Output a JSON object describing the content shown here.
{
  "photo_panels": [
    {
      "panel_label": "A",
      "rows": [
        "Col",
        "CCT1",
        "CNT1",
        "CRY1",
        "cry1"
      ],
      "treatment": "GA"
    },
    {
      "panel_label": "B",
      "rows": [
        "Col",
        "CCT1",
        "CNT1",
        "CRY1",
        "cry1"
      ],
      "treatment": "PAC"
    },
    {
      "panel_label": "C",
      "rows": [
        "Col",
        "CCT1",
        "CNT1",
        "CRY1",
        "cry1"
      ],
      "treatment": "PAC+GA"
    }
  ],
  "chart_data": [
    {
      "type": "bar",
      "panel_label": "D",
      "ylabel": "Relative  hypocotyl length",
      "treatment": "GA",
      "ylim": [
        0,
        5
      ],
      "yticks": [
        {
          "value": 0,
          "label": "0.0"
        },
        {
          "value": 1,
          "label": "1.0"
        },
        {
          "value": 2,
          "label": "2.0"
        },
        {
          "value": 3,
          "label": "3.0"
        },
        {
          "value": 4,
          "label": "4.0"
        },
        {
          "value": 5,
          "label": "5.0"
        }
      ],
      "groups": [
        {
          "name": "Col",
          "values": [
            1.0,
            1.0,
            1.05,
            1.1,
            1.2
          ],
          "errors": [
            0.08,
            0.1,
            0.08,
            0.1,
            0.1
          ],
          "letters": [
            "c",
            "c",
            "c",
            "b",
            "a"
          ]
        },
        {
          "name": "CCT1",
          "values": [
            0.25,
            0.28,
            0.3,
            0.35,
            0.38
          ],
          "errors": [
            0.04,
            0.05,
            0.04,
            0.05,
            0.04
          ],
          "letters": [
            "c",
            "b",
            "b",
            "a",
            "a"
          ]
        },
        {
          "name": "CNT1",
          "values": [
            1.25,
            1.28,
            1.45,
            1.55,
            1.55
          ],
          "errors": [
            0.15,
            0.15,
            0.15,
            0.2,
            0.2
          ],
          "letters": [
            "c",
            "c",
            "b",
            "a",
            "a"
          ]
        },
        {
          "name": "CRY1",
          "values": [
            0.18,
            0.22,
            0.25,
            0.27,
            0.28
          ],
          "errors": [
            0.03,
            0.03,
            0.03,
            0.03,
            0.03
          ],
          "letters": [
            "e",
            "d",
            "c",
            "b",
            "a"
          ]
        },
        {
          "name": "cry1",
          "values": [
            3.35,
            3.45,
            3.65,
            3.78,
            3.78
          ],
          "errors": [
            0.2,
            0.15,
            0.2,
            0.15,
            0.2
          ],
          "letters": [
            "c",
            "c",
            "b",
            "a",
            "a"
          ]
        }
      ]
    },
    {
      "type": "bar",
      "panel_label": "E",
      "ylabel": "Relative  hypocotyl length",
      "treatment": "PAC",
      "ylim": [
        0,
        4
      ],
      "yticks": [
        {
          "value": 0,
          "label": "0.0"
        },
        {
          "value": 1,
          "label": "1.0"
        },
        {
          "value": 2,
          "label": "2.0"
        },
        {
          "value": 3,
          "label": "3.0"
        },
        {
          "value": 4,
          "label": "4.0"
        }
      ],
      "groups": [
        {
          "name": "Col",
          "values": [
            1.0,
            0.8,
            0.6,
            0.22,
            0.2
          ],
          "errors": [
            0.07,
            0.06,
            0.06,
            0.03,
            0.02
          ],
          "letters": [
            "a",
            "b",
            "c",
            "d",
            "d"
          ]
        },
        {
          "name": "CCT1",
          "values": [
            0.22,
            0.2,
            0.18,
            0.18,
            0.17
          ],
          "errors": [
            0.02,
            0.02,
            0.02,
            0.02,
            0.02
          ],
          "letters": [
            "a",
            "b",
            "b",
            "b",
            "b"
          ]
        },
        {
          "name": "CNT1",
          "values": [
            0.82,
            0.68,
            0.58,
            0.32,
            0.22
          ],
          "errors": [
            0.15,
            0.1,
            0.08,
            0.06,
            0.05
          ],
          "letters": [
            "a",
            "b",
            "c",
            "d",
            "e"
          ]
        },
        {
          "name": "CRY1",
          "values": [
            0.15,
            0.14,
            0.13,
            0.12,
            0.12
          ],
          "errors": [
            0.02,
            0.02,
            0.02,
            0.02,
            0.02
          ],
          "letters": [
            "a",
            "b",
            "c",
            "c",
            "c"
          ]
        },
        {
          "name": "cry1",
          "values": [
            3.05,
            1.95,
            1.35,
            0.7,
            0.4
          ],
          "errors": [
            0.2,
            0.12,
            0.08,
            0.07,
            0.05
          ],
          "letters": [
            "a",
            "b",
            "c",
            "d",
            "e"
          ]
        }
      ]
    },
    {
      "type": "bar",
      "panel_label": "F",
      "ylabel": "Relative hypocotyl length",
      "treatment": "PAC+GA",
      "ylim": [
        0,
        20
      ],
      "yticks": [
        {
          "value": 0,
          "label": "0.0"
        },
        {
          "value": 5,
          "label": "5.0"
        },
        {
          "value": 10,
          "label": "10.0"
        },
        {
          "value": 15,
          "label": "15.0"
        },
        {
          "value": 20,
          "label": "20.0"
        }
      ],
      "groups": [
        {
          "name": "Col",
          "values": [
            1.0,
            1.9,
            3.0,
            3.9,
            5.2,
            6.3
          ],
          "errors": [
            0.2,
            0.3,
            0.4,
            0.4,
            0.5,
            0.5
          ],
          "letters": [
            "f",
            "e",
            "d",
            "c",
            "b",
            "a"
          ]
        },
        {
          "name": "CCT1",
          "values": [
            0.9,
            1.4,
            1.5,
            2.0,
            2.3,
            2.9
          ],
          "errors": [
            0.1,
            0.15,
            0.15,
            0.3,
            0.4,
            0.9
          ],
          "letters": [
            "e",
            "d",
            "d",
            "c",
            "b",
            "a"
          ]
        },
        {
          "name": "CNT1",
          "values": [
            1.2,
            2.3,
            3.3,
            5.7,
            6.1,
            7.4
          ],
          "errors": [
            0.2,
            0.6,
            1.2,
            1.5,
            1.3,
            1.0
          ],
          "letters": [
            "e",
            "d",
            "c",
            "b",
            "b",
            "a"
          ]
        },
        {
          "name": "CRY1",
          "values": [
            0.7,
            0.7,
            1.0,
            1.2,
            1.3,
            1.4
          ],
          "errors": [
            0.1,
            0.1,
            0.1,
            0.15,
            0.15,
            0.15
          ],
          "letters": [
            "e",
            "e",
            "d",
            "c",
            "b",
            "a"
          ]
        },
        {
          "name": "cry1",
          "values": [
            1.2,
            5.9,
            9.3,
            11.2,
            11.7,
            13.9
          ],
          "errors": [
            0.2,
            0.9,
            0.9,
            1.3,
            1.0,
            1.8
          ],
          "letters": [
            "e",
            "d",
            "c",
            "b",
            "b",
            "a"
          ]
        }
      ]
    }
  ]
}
========================================
▶ **THE TASK**: Write the listing out again, exactly as shown above.

▶ **RESPONSE**:
Output a JSON object describing the content shown here.
{
  "photo_panels": [
    {
      "panel_label": "A",
      "rows": [
        "Col",
        "CCT1",
        "CNT1",
        "CRY1",
        "cry1"
      ],
      "treatment": "GA"
    },
    {
      "panel_label": "B",
      "rows": [
        "Col",
        "CCT1",
        "CNT1",
        "CRY1",
        "cry1"
      ],
      "treatment": "PAC"
    },
    {
      "panel_label": "C",
      "rows": [
        "Col",
        "CCT1",
        "CNT1",
        "CRY1",
        "cry1"
      ],
      "treatment": "PAC+GA"
    }
  ],
  "chart_data": [
    {
      "type": "bar",
      "panel_label": "D",
      "ylabel": "Relative  hypocotyl length",
      "treatment": "GA",
      "ylim": [
        0,
        5
      ],
      "yticks": [
        {
          "value": 0,
          "label": "0.0"
        },
        {
          "value": 1,
          "label": "1.0"
        },
        {
          "value": 2,
          "label": "2.0"
        },
        {
          "value": 3,
          "label": "3.0"
        },
        {
          "value": 4,
          "label": "4.0"
        },
        {
          "value": 5,
          "label": "5.0"
        }
      ],
      "groups": [
        {
          "name": "Col",
          "values": [
            1.0,
            1.0,
            1.05,
            1.1,
            1.2
          ],
          "errors": [
            0.08,
            0.1,
            0.08,
            0.1,
            0.1
          ],
          "letters": [
            "c",
            "c",
            "c",
            "b",
            "a"
          ]
        },
        {
          "name": "CCT1",
          "values": [
            0.25,
            0.28,
            0.3,
            0.35,
            0.38
          ],
          "errors": [
            0.04,
            0.05,
            0.04,
            0.05,
            0.04
          ],
          "letters": [
            "c",
            "b",
            "b",
            "a",
            "a"
          ]
        },
        {
          "name": "CNT1",
          "values": [
            1.25,
            1.28,
            1.45,
            1.55,
            1.55
          ],
          "errors": [
            0.15,
            0.15,
            0.15,
            0.2,
            0.2
          ],
          "letters": [
            "c",
            "c",
            "b",
            "a",
            "a"
          ]
        },
        {
          "name": "CRY1",
          "values": [
            0.18,
            0.22,
            0.25,
            0.27,
            0.28
          ],
          "errors": [
            0.03,
            0.03,
            0.03,
            0.03,
            0.03
          ],
          "letters": [
            "e",
            "d",
            "c",
            "b",
            "a"
          ]
        },
        {
          "name": "cry1",
          "values": [
            3.35,
            3.45,
            3.65,
            3.78,
            3.78
          ],
          "errors": [
            0.2,
            0.15,
            0.2,
            0.15,
            0.2
          ],
          "letters": [
            "c",
            "c",
            "b",
            "a",
            "a"
          ]
        }
      ]
    },
    {
      "type": "bar",
      "panel_label": "E",
      "ylabel": "Relative  hypocotyl length",
      "treatment": "PAC",
      "ylim": [
        0,
        4
      ],
      "yticks": [
        {
          "value": 0,
          "label": "0.0"
        },
        {
          "value": 1,
          "label": "1.0"
        },
        {
          "value": 2,
          "label": "2.0"
        },
        {
          "value": 3,
          "label": "3.0"
        },
        {
          "value": 4,
          "label": "4.0"
        }
      ],
      "groups": [
        {
          "name": "Col",
          "values": [
            1.0,
            0.8,
            0.6,
            0.22,
            0.2
          ],
          "errors": [
            0.07,
            0.06,
            0.06,
            0.03,
            0.02
          ],
          "letters": [
            "a",
            "b",
            "c",
            "d",
            "d"
          ]
        },
        {
          "name": "CCT1",
          "values": [
            0.22,
            0.2,
            0.18,
            0.18,
            0.17
          ],
          "errors": [
            0.02,
            0.02,
            0.02,
            0.02,
            0.02
          ],
          "letters": [
            "a",
            "b",
            "b",
            "b",
            "b"
          ]
        },
        {
          "name": "CNT1",
          "values": [
            0.82,
            0.68,
            0.58,
            0.32,
            0.22
          ],
          "errors": [
            0.15,
            0.1,
            0.08,
            0.06,
            0.05
          ],
          "letters": [
            "a",
            "b",
            "c",
            "d",
            "e"
          ]
        },
        {
          "name": "CRY1",
          "values": [
            0.15,
            0.14,
            0.13,
            0.12,
            0.12
          ],
          "errors": [
            0.02,
            0.02,
            0.02,
            0.02,
            0.02
          ],
          "letters": [
            "a",
            "b",
            "c",
            "c",
            "c"
          ]
        },
        {
          "name": "cry1",
          "values": [
            3.05,
            1.95,
            1.35,
            0.7,
            0.4
          ],
          "errors": [
            0.2,
            0.12,
            0.08,
            0.07,
            0.05
          ],
          "letters": [
            "a",
            "b",
            "c",
            "d",
            "e"
          ]
        }
      ]
    },
    {
      "type": "bar",
      "panel_label": "F",
      "ylabel": "Relative hypocotyl length",
      "treatment": "PAC+GA",
      "ylim": [
        0,
        20
      ],
      "yticks": [
        {
          "value": 0,
          "label": "0.0"
        },
        {
          "value": 5,
          "label": "5.0"
        },
        {
          "value": 10,
          "label": "10.0"
        },
        {
          "value": 15,
          "label": "15.0"
        },
        {
          "value": 20,
          "label": "20.0"
        }
      ],
      "groups": [
        {
          "name": "Col",
          "values": [
            1.0,
            1.9,
            3.0,
            3.9,
            5.2,
            6.3
          ],
          "errors": [
            0.2,
            0.3,
            0.4,
            0.4,
            0.5,
            0.5
          ],
          "letters": [
            "f",
            "e",
            "d",
            "c",
            "b",
            "a"
          ]
        },
        {
          "name": "CCT1",
          "values": [
            0.9,
            1.4,
            1.5,
            2.0,
            2.3,
            2.9
          ],
          "errors": [
            0.1,
            0.15,
            0.15,
            0.3,
            0.4,
            0.9
          ],
          "letters": [
            "e",
            "d",
            "d",
            "c",
            "b",
            "a"
          ]
        },
        {
          "name": "CNT1",
          "values": [
            1.2,
            2.3,
            3.3,
            5.7,
            6.1,
            7.4
          ],
          "errors": [
            0.2,
            0.6,
            1.2,
            1.5,
            1.3,
            1.0
          ],
          "letters": [
            "e",
            "d",
            "c",
            "b",
            "b",
            "a"
          ]
        },
        {
          "name": "CRY1",
          "values": [
            0.7,
            0.7,
            1.0,
            1.2,
            1.3,
            1.4
          ],
          "errors": [
            0.1,
            0.1,
            0.1,
            0.15,
            0.15,
            0.15
          ],
          "letters": [
            "e",
            "e",
            "d",
            "c",
            "b",
            "a"
          ]
        },
        {
          "name": "cry1",
          "values": [
            1.2,
            5.9,
            9.3,
            11.2,
            11.7,
            13.9
          ],
          "errors": [
            0.2,
            0.9,
            0.9,
            1.3,
            1.0,
            1.8
          ],
          "letters": [
            "e",
            "d",
            "c",
            "b",
            "b",
            "a"
          ]
        }
      ]
    }
  ]
}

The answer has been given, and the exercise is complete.